_Task statement_:
For each line that holds "点水蜻蜓款款飞", copy the line out.

_Extracted data_:
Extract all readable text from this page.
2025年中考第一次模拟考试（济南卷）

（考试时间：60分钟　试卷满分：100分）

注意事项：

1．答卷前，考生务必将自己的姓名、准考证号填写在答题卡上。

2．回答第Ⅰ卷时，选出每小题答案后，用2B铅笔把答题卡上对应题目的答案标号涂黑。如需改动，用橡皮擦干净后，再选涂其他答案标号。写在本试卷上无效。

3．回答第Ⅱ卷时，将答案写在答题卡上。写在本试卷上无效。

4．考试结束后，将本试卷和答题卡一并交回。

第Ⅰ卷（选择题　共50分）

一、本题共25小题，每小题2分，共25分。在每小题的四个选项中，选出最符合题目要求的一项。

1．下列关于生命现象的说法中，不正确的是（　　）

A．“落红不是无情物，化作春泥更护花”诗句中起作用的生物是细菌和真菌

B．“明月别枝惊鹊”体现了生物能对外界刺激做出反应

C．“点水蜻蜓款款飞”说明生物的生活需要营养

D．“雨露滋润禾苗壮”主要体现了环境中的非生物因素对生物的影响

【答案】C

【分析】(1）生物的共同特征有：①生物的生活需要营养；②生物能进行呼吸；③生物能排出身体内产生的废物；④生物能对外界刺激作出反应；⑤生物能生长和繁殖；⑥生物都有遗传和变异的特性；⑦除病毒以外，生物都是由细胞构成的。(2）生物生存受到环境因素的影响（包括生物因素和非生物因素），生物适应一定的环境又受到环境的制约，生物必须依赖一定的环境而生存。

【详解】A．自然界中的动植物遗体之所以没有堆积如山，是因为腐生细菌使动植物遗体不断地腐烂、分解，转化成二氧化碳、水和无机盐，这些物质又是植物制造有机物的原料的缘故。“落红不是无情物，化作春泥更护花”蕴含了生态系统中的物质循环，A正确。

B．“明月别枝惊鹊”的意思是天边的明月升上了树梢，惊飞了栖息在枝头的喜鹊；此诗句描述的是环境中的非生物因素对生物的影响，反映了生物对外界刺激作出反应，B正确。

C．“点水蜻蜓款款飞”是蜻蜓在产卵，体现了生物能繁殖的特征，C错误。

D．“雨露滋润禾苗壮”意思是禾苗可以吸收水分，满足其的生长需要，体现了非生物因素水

_Exercise result_:
C．“点水蜻蜓款款飞”说明生物的生活需要营养
C．“点水蜻蜓款款飞”是蜻蜓在产卵，体现了生物能繁殖的特征，C错误。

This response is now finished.